Items from a figure collection:
## start

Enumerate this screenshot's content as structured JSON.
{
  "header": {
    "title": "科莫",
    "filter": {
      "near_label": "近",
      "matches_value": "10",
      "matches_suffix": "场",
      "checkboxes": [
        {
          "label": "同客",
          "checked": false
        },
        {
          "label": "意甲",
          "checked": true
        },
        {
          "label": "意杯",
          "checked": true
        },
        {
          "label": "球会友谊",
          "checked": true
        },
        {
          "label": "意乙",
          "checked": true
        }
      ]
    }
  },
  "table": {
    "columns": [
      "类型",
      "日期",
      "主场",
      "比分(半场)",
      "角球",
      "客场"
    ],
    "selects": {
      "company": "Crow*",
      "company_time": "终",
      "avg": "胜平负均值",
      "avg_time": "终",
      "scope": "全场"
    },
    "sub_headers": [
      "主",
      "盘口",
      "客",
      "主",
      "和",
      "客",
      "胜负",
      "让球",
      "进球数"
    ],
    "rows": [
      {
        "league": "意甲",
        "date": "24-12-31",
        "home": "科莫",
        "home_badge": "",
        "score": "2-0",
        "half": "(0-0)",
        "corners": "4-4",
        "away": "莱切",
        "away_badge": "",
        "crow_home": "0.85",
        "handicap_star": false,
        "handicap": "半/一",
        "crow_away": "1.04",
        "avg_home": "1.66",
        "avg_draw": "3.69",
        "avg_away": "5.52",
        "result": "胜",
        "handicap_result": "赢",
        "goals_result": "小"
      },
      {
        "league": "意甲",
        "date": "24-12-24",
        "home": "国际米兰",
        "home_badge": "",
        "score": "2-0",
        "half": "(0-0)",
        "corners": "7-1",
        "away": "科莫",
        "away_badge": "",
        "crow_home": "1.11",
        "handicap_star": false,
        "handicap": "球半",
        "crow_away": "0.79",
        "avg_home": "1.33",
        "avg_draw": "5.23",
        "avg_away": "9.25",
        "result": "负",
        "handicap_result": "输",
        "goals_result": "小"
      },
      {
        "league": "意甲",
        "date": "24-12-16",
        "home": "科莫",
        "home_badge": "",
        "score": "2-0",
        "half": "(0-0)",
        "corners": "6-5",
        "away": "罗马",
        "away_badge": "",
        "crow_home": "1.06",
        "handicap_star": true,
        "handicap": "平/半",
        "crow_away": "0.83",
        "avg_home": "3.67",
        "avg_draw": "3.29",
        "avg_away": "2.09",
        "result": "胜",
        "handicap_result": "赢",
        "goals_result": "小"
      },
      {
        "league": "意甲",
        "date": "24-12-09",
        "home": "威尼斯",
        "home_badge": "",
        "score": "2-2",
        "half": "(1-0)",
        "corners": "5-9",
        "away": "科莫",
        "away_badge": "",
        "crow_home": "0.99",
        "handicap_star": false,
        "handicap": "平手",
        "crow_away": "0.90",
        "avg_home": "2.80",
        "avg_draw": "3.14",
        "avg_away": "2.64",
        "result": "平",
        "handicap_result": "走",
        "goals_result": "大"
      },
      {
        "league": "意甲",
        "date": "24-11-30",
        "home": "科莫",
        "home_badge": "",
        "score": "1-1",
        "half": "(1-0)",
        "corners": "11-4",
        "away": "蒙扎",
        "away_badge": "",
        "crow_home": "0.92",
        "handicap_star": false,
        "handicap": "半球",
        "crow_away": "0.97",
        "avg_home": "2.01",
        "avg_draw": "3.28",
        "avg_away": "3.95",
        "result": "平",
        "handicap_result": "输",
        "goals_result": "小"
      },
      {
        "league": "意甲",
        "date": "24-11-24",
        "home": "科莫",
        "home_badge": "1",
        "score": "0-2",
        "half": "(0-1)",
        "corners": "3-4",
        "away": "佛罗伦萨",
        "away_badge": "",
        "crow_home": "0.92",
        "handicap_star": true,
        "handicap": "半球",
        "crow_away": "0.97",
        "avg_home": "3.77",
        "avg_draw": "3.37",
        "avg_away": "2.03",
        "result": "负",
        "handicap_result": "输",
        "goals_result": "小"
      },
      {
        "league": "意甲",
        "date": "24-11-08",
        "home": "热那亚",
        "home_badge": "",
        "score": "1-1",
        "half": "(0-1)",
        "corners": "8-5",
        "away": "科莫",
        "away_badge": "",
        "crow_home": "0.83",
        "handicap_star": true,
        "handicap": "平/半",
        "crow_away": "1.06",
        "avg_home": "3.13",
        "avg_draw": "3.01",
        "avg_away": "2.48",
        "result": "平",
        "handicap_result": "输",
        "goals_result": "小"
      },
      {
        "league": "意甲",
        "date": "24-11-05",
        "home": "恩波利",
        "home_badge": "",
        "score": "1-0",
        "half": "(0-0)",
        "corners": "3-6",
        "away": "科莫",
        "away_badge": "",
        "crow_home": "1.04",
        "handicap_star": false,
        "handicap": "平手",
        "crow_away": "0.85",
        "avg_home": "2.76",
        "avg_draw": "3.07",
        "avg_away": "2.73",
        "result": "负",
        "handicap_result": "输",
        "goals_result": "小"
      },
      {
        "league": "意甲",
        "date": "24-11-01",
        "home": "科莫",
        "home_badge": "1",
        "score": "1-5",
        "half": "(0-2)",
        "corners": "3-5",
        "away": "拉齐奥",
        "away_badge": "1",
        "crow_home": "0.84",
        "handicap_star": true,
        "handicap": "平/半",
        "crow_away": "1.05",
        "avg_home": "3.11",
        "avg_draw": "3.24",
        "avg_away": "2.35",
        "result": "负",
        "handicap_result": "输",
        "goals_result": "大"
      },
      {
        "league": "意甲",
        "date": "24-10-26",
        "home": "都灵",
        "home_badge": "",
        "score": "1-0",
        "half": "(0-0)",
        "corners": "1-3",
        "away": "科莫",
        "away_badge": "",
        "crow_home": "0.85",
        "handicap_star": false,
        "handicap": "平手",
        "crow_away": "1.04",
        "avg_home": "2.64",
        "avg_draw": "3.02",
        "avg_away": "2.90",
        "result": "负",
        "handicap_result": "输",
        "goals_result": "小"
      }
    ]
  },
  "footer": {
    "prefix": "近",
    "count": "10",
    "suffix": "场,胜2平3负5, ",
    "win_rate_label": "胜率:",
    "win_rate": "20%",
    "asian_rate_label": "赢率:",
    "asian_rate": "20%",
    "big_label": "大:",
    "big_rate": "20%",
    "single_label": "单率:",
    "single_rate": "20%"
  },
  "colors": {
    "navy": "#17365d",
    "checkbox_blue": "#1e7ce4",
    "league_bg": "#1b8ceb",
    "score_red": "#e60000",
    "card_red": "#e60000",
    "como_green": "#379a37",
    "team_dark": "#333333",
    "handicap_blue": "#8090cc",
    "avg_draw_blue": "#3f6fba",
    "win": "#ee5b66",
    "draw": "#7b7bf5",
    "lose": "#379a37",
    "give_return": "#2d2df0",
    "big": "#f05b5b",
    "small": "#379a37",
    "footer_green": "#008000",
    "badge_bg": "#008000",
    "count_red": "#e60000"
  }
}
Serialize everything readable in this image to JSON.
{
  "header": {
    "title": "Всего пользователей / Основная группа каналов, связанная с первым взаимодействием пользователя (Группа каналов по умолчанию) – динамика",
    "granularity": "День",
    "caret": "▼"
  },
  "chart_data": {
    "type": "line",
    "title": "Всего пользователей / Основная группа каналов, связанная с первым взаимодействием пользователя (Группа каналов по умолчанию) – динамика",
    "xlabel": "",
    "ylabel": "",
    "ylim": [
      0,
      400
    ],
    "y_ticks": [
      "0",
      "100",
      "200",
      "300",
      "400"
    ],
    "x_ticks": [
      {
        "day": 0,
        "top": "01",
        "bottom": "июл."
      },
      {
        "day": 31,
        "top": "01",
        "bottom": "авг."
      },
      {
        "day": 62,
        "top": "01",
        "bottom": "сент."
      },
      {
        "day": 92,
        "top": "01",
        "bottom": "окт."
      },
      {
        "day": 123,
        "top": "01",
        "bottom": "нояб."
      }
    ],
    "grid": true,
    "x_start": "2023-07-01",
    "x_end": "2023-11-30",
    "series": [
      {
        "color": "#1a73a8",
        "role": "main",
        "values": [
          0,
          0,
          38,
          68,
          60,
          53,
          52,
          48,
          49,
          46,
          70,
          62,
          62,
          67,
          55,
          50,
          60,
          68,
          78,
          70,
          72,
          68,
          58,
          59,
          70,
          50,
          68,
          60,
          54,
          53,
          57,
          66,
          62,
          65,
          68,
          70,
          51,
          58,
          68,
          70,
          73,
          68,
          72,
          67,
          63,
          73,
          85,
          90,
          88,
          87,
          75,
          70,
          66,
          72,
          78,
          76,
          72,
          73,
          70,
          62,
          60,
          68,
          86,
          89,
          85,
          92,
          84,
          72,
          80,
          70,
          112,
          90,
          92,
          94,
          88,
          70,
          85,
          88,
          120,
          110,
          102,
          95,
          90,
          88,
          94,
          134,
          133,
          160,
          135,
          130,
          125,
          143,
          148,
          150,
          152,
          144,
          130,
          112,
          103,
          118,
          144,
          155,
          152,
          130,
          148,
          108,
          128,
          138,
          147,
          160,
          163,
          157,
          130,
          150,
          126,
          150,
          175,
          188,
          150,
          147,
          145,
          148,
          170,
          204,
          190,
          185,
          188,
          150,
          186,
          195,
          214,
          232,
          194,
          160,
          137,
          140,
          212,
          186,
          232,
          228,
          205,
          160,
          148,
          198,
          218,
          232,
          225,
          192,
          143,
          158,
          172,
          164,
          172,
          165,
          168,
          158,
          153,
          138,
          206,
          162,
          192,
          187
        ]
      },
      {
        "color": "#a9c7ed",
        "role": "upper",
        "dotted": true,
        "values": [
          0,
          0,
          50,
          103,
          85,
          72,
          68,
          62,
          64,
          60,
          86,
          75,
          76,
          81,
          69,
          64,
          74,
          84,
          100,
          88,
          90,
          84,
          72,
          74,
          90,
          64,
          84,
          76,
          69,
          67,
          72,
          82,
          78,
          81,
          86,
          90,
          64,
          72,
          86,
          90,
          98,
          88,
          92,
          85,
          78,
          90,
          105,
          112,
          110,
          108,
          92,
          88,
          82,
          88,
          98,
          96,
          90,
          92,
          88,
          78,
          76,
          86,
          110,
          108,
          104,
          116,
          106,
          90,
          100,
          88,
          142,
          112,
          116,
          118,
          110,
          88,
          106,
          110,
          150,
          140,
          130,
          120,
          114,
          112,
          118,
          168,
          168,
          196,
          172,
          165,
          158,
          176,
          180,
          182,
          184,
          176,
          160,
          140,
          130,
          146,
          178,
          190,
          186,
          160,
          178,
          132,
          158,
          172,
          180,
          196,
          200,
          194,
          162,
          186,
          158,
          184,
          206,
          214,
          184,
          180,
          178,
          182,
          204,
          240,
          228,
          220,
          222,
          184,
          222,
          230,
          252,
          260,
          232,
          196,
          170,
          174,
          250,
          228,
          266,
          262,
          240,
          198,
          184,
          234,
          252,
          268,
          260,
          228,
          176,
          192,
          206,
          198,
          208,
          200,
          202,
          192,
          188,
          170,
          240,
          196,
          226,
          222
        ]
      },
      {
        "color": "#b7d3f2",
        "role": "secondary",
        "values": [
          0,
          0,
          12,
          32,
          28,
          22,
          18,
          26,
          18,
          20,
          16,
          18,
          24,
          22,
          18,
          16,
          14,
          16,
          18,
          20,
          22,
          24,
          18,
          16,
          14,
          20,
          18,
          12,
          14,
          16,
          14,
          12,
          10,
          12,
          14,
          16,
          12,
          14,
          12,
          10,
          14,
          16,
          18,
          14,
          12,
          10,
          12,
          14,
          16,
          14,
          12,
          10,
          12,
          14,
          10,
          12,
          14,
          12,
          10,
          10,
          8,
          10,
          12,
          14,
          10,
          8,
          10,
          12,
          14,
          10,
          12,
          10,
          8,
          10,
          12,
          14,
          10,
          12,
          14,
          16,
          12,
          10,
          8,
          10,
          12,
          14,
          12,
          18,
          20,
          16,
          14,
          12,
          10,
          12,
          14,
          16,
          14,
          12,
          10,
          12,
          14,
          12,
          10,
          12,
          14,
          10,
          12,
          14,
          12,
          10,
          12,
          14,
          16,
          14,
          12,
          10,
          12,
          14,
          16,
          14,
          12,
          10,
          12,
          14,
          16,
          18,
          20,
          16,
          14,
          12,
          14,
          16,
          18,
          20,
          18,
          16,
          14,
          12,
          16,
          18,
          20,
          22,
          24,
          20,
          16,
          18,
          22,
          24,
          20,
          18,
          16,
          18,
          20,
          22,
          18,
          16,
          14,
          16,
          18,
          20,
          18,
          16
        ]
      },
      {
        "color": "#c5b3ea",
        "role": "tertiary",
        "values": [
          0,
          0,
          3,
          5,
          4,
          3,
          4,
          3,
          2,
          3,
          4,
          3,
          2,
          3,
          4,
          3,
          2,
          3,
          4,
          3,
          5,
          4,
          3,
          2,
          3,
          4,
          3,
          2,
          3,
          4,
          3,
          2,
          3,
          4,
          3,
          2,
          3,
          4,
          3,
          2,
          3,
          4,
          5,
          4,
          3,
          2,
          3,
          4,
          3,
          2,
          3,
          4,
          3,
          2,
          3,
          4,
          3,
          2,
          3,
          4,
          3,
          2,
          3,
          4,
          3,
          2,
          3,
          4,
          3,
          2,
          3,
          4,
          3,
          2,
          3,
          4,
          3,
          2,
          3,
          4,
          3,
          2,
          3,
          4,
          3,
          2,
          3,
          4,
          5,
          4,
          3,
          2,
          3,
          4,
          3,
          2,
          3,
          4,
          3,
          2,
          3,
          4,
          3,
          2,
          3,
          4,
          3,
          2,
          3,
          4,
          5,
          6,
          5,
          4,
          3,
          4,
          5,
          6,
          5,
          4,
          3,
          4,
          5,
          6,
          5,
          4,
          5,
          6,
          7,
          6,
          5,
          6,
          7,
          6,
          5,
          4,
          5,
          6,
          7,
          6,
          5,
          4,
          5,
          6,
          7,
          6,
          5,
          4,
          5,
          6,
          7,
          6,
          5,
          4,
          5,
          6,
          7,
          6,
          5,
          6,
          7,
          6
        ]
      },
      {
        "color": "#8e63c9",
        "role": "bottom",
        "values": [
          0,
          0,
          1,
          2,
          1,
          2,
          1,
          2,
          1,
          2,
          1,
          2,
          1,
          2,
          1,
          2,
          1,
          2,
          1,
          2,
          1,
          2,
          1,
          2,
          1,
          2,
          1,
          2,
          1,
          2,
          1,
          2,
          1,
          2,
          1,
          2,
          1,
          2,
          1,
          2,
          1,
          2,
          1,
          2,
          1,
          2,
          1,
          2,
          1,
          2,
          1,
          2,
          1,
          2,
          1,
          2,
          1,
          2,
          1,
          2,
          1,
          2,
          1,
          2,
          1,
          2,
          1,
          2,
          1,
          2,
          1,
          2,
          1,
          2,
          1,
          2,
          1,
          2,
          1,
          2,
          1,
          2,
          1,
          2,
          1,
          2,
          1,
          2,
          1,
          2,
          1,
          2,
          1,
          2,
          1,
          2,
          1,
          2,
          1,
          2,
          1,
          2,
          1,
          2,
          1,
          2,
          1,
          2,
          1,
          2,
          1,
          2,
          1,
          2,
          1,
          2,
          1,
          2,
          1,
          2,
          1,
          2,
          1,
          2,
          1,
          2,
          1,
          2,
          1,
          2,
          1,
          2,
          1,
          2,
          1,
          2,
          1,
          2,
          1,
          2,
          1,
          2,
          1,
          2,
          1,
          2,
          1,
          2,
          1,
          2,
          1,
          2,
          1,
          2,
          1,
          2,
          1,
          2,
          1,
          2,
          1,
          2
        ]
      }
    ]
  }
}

## end

Check each line of the records for the string "role" and state how many lines contain it. Give only the number.

5